» **WHAT THE EXERCISE ASKS**
Copy the records below exactly as they are written.

Extracted data entries:
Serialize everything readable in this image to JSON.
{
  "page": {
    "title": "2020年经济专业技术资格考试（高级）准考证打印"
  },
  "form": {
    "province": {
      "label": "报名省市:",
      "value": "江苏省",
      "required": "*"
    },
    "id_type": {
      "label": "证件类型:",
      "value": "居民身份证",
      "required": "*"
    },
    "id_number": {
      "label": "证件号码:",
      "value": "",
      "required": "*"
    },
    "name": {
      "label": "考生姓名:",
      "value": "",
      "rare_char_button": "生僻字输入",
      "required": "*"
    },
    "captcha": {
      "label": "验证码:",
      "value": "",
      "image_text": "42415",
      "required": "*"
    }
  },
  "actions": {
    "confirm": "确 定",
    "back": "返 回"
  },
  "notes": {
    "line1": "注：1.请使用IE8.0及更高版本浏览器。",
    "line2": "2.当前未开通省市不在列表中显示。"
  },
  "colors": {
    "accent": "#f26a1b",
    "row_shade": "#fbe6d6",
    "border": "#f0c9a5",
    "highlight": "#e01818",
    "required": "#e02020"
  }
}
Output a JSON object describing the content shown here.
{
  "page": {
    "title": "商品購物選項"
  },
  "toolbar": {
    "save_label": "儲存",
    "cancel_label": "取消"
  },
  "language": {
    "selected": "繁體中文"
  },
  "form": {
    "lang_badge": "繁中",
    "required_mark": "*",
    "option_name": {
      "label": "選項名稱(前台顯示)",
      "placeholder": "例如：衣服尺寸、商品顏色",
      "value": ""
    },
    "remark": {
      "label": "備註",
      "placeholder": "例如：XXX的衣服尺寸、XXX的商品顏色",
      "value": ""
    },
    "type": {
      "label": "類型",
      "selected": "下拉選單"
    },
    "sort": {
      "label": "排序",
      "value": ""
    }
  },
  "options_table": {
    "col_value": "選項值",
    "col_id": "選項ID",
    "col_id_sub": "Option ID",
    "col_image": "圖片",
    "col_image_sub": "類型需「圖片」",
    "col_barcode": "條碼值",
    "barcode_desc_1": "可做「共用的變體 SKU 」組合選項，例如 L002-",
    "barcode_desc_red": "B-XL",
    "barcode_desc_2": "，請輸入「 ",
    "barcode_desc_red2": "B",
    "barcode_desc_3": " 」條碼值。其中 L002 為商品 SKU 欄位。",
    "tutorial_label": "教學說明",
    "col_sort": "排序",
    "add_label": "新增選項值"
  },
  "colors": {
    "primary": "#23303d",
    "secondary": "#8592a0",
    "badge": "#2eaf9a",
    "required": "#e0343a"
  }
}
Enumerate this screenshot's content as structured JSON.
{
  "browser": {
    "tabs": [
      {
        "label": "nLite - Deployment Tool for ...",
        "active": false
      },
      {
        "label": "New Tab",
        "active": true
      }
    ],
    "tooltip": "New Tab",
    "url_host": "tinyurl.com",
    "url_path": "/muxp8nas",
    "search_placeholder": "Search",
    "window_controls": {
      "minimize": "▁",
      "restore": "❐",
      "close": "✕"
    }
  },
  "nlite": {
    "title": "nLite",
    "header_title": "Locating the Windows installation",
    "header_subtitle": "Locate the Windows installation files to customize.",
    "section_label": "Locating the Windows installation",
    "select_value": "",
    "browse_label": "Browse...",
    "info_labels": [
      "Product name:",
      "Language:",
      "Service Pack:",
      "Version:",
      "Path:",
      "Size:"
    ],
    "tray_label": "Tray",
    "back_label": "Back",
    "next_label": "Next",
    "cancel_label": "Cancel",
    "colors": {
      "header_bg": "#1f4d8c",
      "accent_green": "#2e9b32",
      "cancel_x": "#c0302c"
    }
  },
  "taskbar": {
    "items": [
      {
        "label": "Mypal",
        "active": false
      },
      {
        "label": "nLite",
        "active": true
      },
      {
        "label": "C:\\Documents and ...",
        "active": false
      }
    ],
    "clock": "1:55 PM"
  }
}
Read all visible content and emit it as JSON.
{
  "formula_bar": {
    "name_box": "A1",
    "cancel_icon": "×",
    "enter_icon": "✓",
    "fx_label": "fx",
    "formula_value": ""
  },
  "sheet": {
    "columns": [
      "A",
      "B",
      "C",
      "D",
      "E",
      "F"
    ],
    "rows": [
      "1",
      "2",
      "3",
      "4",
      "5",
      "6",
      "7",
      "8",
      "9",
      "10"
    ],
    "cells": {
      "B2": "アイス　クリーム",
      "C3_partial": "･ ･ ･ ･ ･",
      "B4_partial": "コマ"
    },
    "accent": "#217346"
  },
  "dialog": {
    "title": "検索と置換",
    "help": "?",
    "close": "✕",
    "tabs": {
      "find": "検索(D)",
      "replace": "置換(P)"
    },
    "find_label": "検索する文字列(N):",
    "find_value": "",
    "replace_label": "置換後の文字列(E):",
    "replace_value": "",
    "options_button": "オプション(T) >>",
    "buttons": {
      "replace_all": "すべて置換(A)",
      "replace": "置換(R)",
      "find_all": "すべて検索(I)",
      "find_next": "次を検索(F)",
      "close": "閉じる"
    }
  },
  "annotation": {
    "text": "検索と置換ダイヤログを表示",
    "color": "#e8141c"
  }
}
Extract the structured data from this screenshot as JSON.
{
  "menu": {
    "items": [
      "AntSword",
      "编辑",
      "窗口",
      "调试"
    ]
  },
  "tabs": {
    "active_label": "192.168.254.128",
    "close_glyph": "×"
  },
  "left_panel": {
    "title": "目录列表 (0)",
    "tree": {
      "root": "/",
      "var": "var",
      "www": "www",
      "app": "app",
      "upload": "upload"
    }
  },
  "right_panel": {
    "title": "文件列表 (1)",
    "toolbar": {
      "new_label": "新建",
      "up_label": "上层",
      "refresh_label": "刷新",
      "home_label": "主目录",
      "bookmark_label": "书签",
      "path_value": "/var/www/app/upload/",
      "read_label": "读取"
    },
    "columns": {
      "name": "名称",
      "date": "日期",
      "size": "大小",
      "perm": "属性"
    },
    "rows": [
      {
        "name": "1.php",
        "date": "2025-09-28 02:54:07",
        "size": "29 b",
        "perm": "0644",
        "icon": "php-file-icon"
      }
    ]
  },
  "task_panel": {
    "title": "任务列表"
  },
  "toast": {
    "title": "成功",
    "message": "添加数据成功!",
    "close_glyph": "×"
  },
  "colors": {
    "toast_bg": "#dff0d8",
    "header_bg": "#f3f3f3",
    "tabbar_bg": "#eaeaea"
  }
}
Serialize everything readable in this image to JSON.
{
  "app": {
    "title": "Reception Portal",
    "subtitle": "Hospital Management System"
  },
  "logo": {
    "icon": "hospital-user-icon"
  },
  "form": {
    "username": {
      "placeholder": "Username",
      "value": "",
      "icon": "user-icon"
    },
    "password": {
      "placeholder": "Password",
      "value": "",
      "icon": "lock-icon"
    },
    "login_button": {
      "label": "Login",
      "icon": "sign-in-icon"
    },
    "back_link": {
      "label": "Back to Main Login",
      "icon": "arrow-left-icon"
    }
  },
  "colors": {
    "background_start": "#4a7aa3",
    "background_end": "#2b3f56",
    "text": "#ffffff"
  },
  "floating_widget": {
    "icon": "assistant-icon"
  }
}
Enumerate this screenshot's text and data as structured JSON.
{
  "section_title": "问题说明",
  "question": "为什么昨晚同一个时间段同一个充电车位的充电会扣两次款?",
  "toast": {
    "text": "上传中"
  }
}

» **SOLUTION FOR THIS PROBLEM**
Serialize everything readable in this image to JSON.
{
  "page": {
    "title": "2020年经济专业技术资格考试（高级）准考证打印"
  },
  "form": {
    "province": {
      "label": "报名省市:",
      "value": "江苏省",
      "required": "*"
    },
    "id_type": {
      "label": "证件类型:",
      "value": "居民身份证",
      "required": "*"
    },
    "id_number": {
      "label": "证件号码:",
      "value": "",
      "required": "*"
    },
    "name": {
      "label": "考生姓名:",
      "value": "",
      "rare_char_button": "生僻字输入",
      "required": "*"
    },
    "captcha": {
      "label": "验证码:",
      "value": "",
      "image_text": "42415",
      "required": "*"
    }
  },
  "actions": {
    "confirm": "确 定",
    "back": "返 回"
  },
  "notes": {
    "line1": "注：1.请使用IE8.0及更高版本浏览器。",
    "line2": "2.当前未开通省市不在列表中显示。"
  },
  "colors": {
    "accent": "#f26a1b",
    "row_shade": "#fbe6d6",
    "border": "#f0c9a5",
    "highlight": "#e01818",
    "required": "#e02020"
  }
}
Output a JSON object describing the content shown here.
{
  "page": {
    "title": "商品購物選項"
  },
  "toolbar": {
    "save_label": "儲存",
    "cancel_label": "取消"
  },
  "language": {
    "selected": "繁體中文"
  },
  "form": {
    "lang_badge": "繁中",
    "required_mark": "*",
    "option_name": {
      "label": "選項名稱(前台顯示)",
      "placeholder": "例如：衣服尺寸、商品顏色",
      "value": ""
    },
    "remark": {
      "label": "備註",
      "placeholder": "例如：XXX的衣服尺寸、XXX的商品顏色",
      "value": ""
    },
    "type": {
      "label": "類型",
      "selected": "下拉選單"
    },
    "sort": {
      "label": "排序",
      "value": ""
    }
  },
  "options_table": {
    "col_value": "選項值",
    "col_id": "選項ID",
    "col_id_sub": "Option ID",
    "col_image": "圖片",
    "col_image_sub": "類型需「圖片」",
    "col_barcode": "條碼值",
    "barcode_desc_1": "可做「共用的變體 SKU 」組合選項，例如 L002-",
    "barcode_desc_red": "B-XL",
    "barcode_desc_2": "，請輸入「 ",
    "barcode_desc_red2": "B",
    "barcode_desc_3": " 」條碼值。其中 L002 為商品 SKU 欄位。",
    "tutorial_label": "教學說明",
    "col_sort": "排序",
    "add_label": "新增選項值"
  },
  "colors": {
    "primary": "#23303d",
    "secondary": "#8592a0",
    "badge": "#2eaf9a",
    "required": "#e0343a"
  }
}
Enumerate this screenshot's content as structured JSON.
{
  "browser": {
    "tabs": [
      {
        "label": "nLite - Deployment Tool for ...",
        "active": false
      },
      {
        "label": "New Tab",
        "active": true
      }
    ],
    "tooltip": "New Tab",
    "url_host": "tinyurl.com",
    "url_path": "/muxp8nas",
    "search_placeholder": "Search",
    "window_controls": {
      "minimize": "▁",
      "restore": "❐",
      "close": "✕"
    }
  },
  "nlite": {
    "title": "nLite",
    "header_title": "Locating the Windows installation",
    "header_subtitle": "Locate the Windows installation files to customize.",
    "section_label": "Locating the Windows installation",
    "select_value": "",
    "browse_label": "Browse...",
    "info_labels": [
      "Product name:",
      "Language:",
      "Service Pack:",
      "Version:",
      "Path:",
      "Size:"
    ],
    "tray_label": "Tray",
    "back_label": "Back",
    "next_label": "Next",
    "cancel_label": "Cancel",
    "colors": {
      "header_bg": "#1f4d8c",
      "accent_green": "#2e9b32",
      "cancel_x": "#c0302c"
    }
  },
  "taskbar": {
    "items": [
      {
        "label": "Mypal",
        "active": false
      },
      {
        "label": "nLite",
        "active": true
      },
      {
        "label": "C:\\Documents and ...",
        "active": false
      }
    ],
    "clock": "1:55 PM"
  }
}
Read all visible content and emit it as JSON.
{
  "formula_bar": {
    "name_box": "A1",
    "cancel_icon": "×",
    "enter_icon": "✓",
    "fx_label": "fx",
    "formula_value": ""
  },
  "sheet": {
    "columns": [
      "A",
      "B",
      "C",
      "D",
      "E",
      "F"
    ],
    "rows": [
      "1",
      "2",
      "3",
      "4",
      "5",
      "6",
      "7",
      "8",
      "9",
      "10"
    ],
    "cells": {
      "B2": "アイス　クリーム",
      "C3_partial": "･ ･ ･ ･ ･",
      "B4_partial": "コマ"
    },
    "accent": "#217346"
  },
  "dialog": {
    "title": "検索と置換",
    "help": "?",
    "close": "✕",
    "tabs": {
      "find": "検索(D)",
      "replace": "置換(P)"
    },
    "find_label": "検索する文字列(N):",
    "find_value": "",
    "replace_label": "置換後の文字列(E):",
    "replace_value": "",
    "options_button": "オプション(T) >>",
    "buttons": {
      "replace_all": "すべて置換(A)",
      "replace": "置換(R)",
      "find_all": "すべて検索(I)",
      "find_next": "次を検索(F)",
      "close": "閉じる"
    }
  },
  "annotation": {
    "text": "検索と置換ダイヤログを表示",
    "color": "#e8141c"
  }
}
Extract the structured data from this screenshot as JSON.
{
  "menu": {
    "items": [
      "AntSword",
      "编辑",
      "窗口",
      "调试"
    ]
  },
  "tabs": {
    "active_label": "192.168.254.128",
    "close_glyph": "×"
  },
  "left_panel": {
    "title": "目录列表 (0)",
    "tree": {
      "root": "/",
      "var": "var",
      "www": "www",
      "app": "app",
      "upload": "upload"
    }
  },
  "right_panel": {
    "title": "文件列表 (1)",
    "toolbar": {
      "new_label": "新建",
      "up_label": "上层",
      "refresh_label": "刷新",
      "home_label": "主目录",
      "bookmark_label": "书签",
      "path_value": "/var/www/app/upload/",
      "read_label": "读取"
    },
    "columns": {
      "name": "名称",
      "date": "日期",
      "size": "大小",
      "perm": "属性"
    },
    "rows": [
      {
        "name": "1.php",
        "date": "2025-09-28 02:54:07",
        "size": "29 b",
        "perm": "0644",
        "icon": "php-file-icon"
      }
    ]
  },
  "task_panel": {
    "title": "任务列表"
  },
  "toast": {
    "title": "成功",
    "message": "添加数据成功!",
    "close_glyph": "×"
  },
  "colors": {
    "toast_bg": "#dff0d8",
    "header_bg": "#f3f3f3",
    "tabbar_bg": "#eaeaea"
  }
}
Serialize everything readable in this image to JSON.
{
  "app": {
    "title": "Reception Portal",
    "subtitle": "Hospital Management System"
  },
  "logo": {
    "icon": "hospital-user-icon"
  },
  "form": {
    "username": {
      "placeholder": "Username",
      "value": "",
      "icon": "user-icon"
    },
    "password": {
      "placeholder": "Password",
      "value": "",
      "icon": "lock-icon"
    },
    "login_button": {
      "label": "Login",
      "icon": "sign-in-icon"
    },
    "back_link": {
      "label": "Back to Main Login",
      "icon": "arrow-left-icon"
    }
  },
  "colors": {
    "background_start": "#4a7aa3",
    "background_end": "#2b3f56",
    "text": "#ffffff"
  },
  "floating_widget": {
    "icon": "assistant-icon"
  }
}
Enumerate this screenshot's text and data as structured JSON.
{
  "section_title": "问题说明",
  "question": "为什么昨晚同一个时间段同一个充电车位的充电会扣两次款?",
  "toast": {
    "text": "上传中"
  }
}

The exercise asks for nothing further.